_Document source_.
↓
B.
FORMATION DE CEUX QUI TRAVAILLENT DANS LE MINISTÈRE PASTORAL
1.
Ministres ordonnés
70.
Parmi les devoirs principaux de tout futur ministre ordonné il y a celui
de se former une personnalité qui, dans la mesure du possible, puisse
servir à sa mission d'aider les autres à rencontrer le Christ.
Dans cette perspective, le candidat au ministère doit pleinement
cultiver les qualités humaines qui rendent une personne acceptable et
crédible par les autres, surveillant son propre langage et ses propres
capacités de dialogue, pour acquérir une attitude authentiquement
œcuménique. Ce qui est essentiel pour qui a une fonction de
maître et de pasteur dans une Eglise particulière, comme
l'Evêque, ou bien qui peut avoir charge d'âmes en qualité de
prêtre, n'est pas de moindre importance pour le diacre, et de
façon particulière pour les diacres permanents, appelés
à servir la communauté des fidèles.
71.
Lorsqu'il prend des initiatives et organise des rencontres,il est
nécessaire que le ministre agisse avec lucidité et dans la
fidélité à l'Eglise, en respectant les diverses
compétences et en suivant les dispositions que les pasteurs de l'Eglise,
en vertu de leur mandat, établissent pour le mouvement
œcuménique de l'Eglise universelle et pour chaque Eglise
particulière, afin de collaborer à la construction de
l'unité des chrétiens sans préjugés et sans
initiatives maladroites.
a) La
formation doctrinale
72.
Les Conférences épiscopales s'assureront que les plans
d'études donnent la dimension œcuménique de chaque
matière et prévoient une étude spécifique de
l'œcuménisme. Elles vérifieront que ces plans d'étude
sont conformes aux indications de ce Directoire.
a–1)
La dimension œcuménique des diverses matières
73.
L'action œcuménique « ne peut être que pleinement et
sincèrement catholique, c'est-à dire fidèle à la
vérité reçue des Apôtres et des Pères, et
conforme à la foi que l'Eglise catholique a toujours professée
».(87)
74.
Les étudiants doivent apprendre à distinguer entre les
vérités révélées, lesquelles exigent toutes
le même assentiment de foi, la façon de les énoncer et les
doctrines théologiques.(88) En ce qui concerne la formulation
des vérités révélées, on tiendra compte de
ce que dit, entre autres, la déclaration de la Congrégation pour
la doctrine de la foi Mysterium Ecclesiae, 5: « Les
vérités que l'Eglise entend réellement enseigner par ses
formules dogmatiques sont sans doute distinctes des conceptions changeantes
propres à une époque déterminée; mais il n'est pas
exclu qu'elles soient éventuellement formulées, même par le
Magistère, en des termes qui portent des traces de telles conceptions.
↑
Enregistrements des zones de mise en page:
↓
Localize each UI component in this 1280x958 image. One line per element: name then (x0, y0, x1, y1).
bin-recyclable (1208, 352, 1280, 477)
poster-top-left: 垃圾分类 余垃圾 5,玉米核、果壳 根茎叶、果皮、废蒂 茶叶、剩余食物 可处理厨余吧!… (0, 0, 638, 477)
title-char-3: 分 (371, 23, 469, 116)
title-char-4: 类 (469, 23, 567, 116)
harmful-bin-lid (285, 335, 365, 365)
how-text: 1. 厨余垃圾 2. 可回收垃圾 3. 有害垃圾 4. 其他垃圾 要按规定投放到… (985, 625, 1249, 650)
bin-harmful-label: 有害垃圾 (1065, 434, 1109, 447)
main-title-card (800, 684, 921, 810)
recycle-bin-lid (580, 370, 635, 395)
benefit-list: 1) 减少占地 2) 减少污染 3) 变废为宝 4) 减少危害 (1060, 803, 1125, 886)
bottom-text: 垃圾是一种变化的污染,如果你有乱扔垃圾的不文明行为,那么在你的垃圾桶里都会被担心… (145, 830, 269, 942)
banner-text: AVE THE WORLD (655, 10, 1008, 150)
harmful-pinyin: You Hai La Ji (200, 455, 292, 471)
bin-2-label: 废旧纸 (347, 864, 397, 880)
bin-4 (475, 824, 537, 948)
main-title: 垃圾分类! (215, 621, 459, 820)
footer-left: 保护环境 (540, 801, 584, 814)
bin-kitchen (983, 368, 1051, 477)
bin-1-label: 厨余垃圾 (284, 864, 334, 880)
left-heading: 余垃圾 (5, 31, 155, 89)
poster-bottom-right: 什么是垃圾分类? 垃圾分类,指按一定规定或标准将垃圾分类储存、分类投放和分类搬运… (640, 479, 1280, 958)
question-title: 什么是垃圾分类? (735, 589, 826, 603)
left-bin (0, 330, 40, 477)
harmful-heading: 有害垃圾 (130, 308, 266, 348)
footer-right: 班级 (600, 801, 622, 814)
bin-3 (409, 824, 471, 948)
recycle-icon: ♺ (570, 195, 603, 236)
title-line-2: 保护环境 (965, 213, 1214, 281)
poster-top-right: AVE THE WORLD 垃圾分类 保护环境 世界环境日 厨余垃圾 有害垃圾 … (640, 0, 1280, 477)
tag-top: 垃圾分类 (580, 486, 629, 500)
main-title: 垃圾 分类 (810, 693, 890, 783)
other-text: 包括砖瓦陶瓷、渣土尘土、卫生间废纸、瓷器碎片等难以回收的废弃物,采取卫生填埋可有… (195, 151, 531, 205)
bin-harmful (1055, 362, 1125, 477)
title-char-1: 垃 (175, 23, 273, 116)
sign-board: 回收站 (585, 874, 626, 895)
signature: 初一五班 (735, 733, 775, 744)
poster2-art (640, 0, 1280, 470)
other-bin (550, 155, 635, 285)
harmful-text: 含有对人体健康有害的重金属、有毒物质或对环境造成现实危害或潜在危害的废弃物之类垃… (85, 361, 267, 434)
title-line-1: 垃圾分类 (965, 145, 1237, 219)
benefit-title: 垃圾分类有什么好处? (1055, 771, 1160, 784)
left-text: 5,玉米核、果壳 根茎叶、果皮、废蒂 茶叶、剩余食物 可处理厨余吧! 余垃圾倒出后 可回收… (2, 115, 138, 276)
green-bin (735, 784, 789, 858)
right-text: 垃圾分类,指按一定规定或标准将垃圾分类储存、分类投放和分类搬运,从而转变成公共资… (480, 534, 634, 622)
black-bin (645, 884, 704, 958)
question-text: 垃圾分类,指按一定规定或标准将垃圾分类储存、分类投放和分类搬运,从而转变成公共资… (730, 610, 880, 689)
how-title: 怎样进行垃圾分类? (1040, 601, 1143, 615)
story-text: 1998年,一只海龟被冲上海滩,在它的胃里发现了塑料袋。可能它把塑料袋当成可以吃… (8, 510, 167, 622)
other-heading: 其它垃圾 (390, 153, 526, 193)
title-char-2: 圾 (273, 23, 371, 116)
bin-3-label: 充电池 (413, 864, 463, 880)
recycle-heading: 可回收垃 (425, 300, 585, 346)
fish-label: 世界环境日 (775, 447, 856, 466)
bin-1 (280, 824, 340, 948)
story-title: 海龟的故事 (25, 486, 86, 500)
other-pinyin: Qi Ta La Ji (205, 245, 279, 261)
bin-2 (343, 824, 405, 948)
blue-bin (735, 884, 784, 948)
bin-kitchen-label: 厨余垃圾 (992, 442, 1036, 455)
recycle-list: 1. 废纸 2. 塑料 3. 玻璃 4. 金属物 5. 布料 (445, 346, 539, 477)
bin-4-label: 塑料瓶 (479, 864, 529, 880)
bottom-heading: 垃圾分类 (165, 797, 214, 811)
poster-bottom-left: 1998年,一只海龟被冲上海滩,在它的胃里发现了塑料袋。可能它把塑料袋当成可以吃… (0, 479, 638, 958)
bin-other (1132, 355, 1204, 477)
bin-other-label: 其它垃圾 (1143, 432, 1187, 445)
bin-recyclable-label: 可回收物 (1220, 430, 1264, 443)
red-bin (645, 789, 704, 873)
↑
_Objectif de l'exercice_. Quels sont tous les intitulés de section du document source, avec leur lettre ou leur numéro ?

_Réponse attendue_.
- B. FORMATION DE CEUX QUI TRAVAILLENT DANS LE MINISTÈRE PASTORAL
- 1. Ministres ordonnés
- a) La formation doctrinale
- a–1) La dimension œcuménique des diverses matières